PASSAGE GIVEN:

There is no blame from Myatt. She understands that teachers’ and senior leaders’ intentions and actions come from a well-meaning place. However, she starts from the idea that there is much to improve. The result is a quick and accessible read that offers both the science behind Myatt’s thinking and practical ways to change things in schools and classrooms.
For me, one of the appealing features of this book is that it is broken down into short, purposeful chapters. As a busy classroom teacher, my mind is always full of ideas. I read many books on education, but I can sometimes falter because the content is too heavy or too scientific. Here, Myatt has taken her expertise and research and provided it in succinct, thought-provoking chunks. It is easily digestible for any tired-yet-committed teacher or leader trying to do the best for their children.
Myatt unpicks some of the many drivers schools have become beholden to
A chapter that particularly caught my eye was ‘The curse of content coverage’, a topic on which she has also blogged. I often feel that I go slower than other teachers, that my coverage is less or that I simply cannot keep up. In this chapter, Myatt explains that too often teachers go straight for the details when planning, often forgetting the bigger picture. This, she says, can lead to a bitty, fragmented curriculum. In order to help children to “know more, understand more and do more” she suggests looking at the big ideas, actually going back to the national curriculum and reading each subject’s purpose statements before diving straight into an off-the-peg unit of work that races through content.
A later chapter entitled ‘Concepts’ unpicks this further. When children are taught new material, Myatt argues we need children to link their learning through concepts. Have they met this idea before? How can they use this in the future? Myatt is really suggesting that unless we look at the big ideas across the school, we will fail to really capitalise on the opportunity to make learning purposeful. As someone who is guilty (for want of a better word) of only really understanding what is going on within my year group, this chapter really spurred me to action.
Each short chapter of the book is part of a wider section. Under the heading ‘School systems’ Myatt unpicks some of the many drivers schools have become beholden to – assessment, data, marking and feedback. Her message throughout is that more is not always better. For her, big picture assessment is better served through high-quality feedback conversations with pupils and parents than filling in spreadsheets with often meaningless progress data.
Myatt ends the book with a short, sharp look at each subject and an overview of its purpose as part of a curriculum whole. She concludes each one by listing a selection of well-researched resources and links that can help schools to build a curriculum to better suit their pupils’ needs.
Ironically perhaps, if Back on Track has a weakness it is that some of the topics are not covered in enough depth. However, for a quick, easy read, its concepts and ideas are far-reaching. And at a time when schools are stretched to their limits, a punchy reminder to do fewer things better is surely a message that will serve them well.

INFORMATION SHOWN:
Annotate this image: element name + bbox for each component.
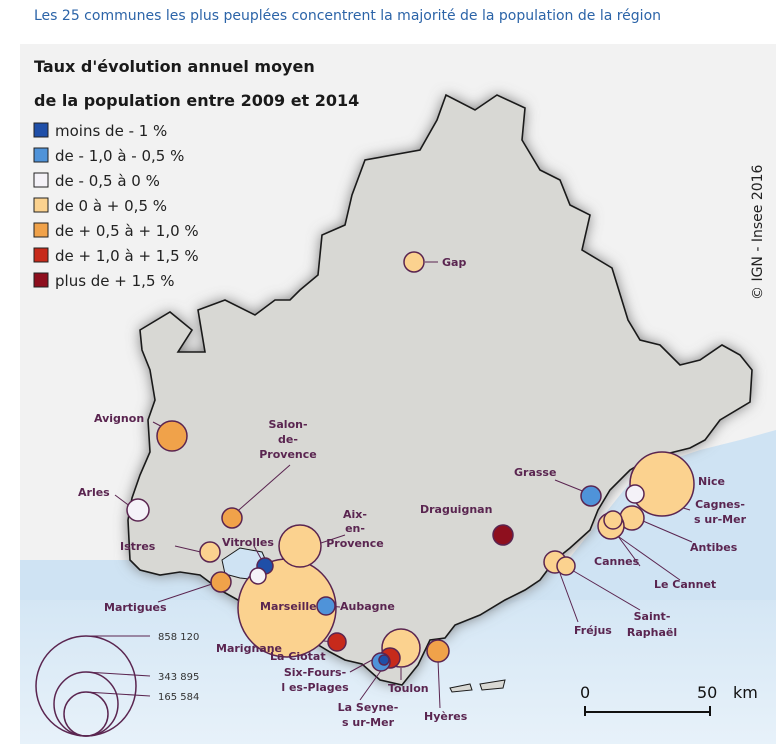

DIRECTIVE: Reproduce, word for word, everything in the book review above from "Myatt ends the" down to "their pupils’ needs.".

TASK SOLUTION:
Myatt ends the book with a short, sharp look at each subject and an overview of its purpose as part of a curriculum whole. She concludes each one by listing a selection of well-researched resources and links that can help schools to build a curriculum to better suit their pupils’ needs.